** Start **

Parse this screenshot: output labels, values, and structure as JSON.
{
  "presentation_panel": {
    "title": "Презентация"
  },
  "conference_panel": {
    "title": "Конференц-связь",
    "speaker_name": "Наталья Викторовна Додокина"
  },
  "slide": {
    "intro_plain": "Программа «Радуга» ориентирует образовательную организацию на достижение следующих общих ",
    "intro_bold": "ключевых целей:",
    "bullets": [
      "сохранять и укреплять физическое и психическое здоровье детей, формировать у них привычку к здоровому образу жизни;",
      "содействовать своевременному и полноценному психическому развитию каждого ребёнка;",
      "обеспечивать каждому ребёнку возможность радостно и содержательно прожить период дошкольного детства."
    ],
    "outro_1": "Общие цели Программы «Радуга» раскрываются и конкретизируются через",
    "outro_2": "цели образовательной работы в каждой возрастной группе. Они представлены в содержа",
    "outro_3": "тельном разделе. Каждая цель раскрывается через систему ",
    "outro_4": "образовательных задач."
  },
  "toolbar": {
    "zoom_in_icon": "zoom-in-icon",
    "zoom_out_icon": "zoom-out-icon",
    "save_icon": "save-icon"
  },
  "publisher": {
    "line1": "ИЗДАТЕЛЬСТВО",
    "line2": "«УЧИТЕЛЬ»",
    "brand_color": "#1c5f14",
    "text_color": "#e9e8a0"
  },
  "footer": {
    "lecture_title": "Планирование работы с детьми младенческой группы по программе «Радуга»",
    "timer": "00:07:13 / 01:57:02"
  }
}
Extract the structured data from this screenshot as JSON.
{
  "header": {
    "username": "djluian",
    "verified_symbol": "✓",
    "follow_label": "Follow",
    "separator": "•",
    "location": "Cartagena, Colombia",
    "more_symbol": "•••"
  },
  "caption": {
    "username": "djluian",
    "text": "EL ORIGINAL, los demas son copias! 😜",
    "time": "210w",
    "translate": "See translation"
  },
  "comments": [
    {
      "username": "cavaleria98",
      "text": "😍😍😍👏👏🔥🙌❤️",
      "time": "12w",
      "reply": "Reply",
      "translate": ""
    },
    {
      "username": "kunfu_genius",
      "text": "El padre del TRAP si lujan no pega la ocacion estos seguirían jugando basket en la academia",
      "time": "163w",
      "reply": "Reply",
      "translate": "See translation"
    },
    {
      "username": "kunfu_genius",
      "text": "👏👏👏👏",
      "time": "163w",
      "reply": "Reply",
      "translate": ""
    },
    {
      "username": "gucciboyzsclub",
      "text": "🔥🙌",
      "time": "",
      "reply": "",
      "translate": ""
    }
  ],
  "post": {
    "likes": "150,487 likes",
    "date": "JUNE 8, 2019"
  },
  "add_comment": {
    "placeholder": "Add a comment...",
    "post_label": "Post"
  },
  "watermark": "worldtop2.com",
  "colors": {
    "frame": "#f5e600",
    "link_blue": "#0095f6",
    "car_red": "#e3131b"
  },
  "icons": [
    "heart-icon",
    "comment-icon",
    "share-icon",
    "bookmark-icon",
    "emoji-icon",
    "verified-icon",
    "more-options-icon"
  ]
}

** End **

Aim of the task: Exactly reproduce every line of the data above.

Solution for this task:
Parse this screenshot: output labels, values, and structure as JSON.
{
  "presentation_panel": {
    "title": "Презентация"
  },
  "conference_panel": {
    "title": "Конференц-связь",
    "speaker_name": "Наталья Викторовна Додокина"
  },
  "slide": {
    "intro_plain": "Программа «Радуга» ориентирует образовательную организацию на достижение следующих общих ",
    "intro_bold": "ключевых целей:",
    "bullets": [
      "сохранять и укреплять физическое и психическое здоровье детей, формировать у них привычку к здоровому образу жизни;",
      "содействовать своевременному и полноценному психическому развитию каждого ребёнка;",
      "обеспечивать каждому ребёнку возможность радостно и содержательно прожить период дошкольного детства."
    ],
    "outro_1": "Общие цели Программы «Радуга» раскрываются и конкретизируются через",
    "outro_2": "цели образовательной работы в каждой возрастной группе. Они представлены в содержа",
    "outro_3": "тельном разделе. Каждая цель раскрывается через систему ",
    "outro_4": "образовательных задач."
  },
  "toolbar": {
    "zoom_in_icon": "zoom-in-icon",
    "zoom_out_icon": "zoom-out-icon",
    "save_icon": "save-icon"
  },
  "publisher": {
    "line1": "ИЗДАТЕЛЬСТВО",
    "line2": "«УЧИТЕЛЬ»",
    "brand_color": "#1c5f14",
    "text_color": "#e9e8a0"
  },
  "footer": {
    "lecture_title": "Планирование работы с детьми младенческой группы по программе «Радуга»",
    "timer": "00:07:13 / 01:57:02"
  }
}
Extract the structured data from this screenshot as JSON.
{
  "header": {
    "username": "djluian",
    "verified_symbol": "✓",
    "follow_label": "Follow",
    "separator": "•",
    "location": "Cartagena, Colombia",
    "more_symbol": "•••"
  },
  "caption": {
    "username": "djluian",
    "text": "EL ORIGINAL, los demas son copias! 😜",
    "time": "210w",
    "translate": "See translation"
  },
  "comments": [
    {
      "username": "cavaleria98",
      "text": "😍😍😍👏👏🔥🙌❤️",
      "time": "12w",
      "reply": "Reply",
      "translate": ""
    },
    {
      "username": "kunfu_genius",
      "text": "El padre del TRAP si lujan no pega la ocacion estos seguirían jugando basket en la academia",
      "time": "163w",
      "reply": "Reply",
      "translate": "See translation"
    },
    {
      "username": "kunfu_genius",
      "text": "👏👏👏👏",
      "time": "163w",
      "reply": "Reply",
      "translate": ""
    },
    {
      "username": "gucciboyzsclub",
      "text": "🔥🙌",
      "time": "",
      "reply": "",
      "translate": ""
    }
  ],
  "post": {
    "likes": "150,487 likes",
    "date": "JUNE 8, 2019"
  },
  "add_comment": {
    "placeholder": "Add a comment...",
    "post_label": "Post"
  },
  "watermark": "worldtop2.com",
  "colors": {
    "frame": "#f5e600",
    "link_blue": "#0095f6",
    "car_red": "#e3131b"
  },
  "icons": [
    "heart-icon",
    "comment-icon",
    "share-icon",
    "bookmark-icon",
    "emoji-icon",
    "verified-icon",
    "more-options-icon"
  ]
}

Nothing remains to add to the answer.